Set task> Extract the entries below word for word, beginning with the first line and stopping after the line that contains "- x-tick-label: 16:00: [924, 518, 942, 525]".

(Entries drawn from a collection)
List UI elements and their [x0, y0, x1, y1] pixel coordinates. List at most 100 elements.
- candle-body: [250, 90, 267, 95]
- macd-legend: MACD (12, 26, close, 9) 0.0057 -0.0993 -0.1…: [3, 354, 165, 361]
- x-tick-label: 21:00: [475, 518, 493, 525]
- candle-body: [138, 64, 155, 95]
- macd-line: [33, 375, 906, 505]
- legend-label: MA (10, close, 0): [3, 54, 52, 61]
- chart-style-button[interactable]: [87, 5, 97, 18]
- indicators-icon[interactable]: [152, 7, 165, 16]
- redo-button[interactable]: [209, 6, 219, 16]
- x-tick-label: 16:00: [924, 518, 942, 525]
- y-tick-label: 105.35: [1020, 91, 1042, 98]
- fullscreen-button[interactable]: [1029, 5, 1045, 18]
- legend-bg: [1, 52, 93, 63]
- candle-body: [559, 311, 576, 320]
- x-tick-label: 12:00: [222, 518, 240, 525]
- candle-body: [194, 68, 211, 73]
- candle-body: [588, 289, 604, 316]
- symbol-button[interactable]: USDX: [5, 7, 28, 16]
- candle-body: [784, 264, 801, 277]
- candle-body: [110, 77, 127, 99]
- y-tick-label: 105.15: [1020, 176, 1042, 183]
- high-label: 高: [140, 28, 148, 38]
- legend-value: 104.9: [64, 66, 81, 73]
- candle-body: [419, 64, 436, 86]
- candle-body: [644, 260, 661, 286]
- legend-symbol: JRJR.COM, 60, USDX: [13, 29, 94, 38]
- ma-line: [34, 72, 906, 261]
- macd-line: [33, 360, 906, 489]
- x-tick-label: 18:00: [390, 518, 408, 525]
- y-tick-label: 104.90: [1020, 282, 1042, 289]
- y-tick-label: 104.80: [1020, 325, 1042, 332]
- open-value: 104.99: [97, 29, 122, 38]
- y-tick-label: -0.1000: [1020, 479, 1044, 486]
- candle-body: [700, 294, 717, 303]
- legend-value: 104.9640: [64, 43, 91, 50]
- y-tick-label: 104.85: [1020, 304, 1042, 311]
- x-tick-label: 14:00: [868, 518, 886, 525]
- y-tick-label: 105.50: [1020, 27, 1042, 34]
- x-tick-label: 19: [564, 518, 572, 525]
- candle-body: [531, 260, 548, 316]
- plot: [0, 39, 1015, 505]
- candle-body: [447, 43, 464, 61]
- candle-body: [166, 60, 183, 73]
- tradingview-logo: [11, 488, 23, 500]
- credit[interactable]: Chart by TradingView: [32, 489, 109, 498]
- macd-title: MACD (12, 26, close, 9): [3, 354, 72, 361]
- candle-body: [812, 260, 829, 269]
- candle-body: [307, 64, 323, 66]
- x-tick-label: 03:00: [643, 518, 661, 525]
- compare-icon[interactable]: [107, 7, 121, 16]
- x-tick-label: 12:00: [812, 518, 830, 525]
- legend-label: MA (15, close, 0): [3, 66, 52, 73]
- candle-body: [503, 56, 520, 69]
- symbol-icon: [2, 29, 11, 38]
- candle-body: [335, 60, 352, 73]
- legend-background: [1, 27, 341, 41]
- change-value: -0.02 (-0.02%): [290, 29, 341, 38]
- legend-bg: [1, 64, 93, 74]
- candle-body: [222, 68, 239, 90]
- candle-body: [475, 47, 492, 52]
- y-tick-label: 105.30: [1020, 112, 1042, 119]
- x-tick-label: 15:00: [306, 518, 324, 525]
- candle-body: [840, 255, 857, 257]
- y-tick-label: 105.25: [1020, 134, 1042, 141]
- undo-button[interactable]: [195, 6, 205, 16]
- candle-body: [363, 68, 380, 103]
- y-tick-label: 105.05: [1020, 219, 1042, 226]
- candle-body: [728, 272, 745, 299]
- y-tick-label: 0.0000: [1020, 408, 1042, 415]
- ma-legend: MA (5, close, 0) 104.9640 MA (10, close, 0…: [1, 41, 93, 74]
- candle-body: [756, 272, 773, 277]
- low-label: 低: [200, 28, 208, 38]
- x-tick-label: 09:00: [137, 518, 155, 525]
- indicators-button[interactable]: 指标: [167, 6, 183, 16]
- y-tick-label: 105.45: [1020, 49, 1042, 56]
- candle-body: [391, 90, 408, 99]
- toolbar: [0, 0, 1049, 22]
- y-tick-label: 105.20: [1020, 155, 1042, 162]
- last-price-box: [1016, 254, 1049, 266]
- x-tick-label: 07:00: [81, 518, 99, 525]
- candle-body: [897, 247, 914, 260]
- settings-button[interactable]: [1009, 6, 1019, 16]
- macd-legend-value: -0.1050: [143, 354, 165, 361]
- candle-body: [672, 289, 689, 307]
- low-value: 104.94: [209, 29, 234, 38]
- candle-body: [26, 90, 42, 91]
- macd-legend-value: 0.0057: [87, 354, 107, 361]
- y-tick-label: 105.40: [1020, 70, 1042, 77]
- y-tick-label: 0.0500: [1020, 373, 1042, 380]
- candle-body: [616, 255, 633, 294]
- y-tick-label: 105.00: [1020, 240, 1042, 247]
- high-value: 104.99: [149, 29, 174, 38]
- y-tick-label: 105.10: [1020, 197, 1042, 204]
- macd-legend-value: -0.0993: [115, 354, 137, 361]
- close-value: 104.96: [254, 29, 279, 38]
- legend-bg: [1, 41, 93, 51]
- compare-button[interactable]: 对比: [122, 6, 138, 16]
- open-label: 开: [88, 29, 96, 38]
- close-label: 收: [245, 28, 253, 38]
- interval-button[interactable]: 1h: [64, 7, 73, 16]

Output for this task>
List UI elements and their [x0, y0, x1, y1] pixel coordinates. List at most 100 elements.
- candle-body: [250, 90, 267, 95]
- macd-legend: MACD (12, 26, close, 9) 0.0057 -0.0993 -0.1…: [3, 354, 165, 361]
- x-tick-label: 21:00: [475, 518, 493, 525]
- candle-body: [138, 64, 155, 95]
- macd-line: [33, 375, 906, 505]
- legend-label: MA (10, close, 0): [3, 54, 52, 61]
- chart-style-button[interactable]: [87, 5, 97, 18]
- indicators-icon[interactable]: [152, 7, 165, 16]
- redo-button[interactable]: [209, 6, 219, 16]
- x-tick-label: 16:00: [924, 518, 942, 525]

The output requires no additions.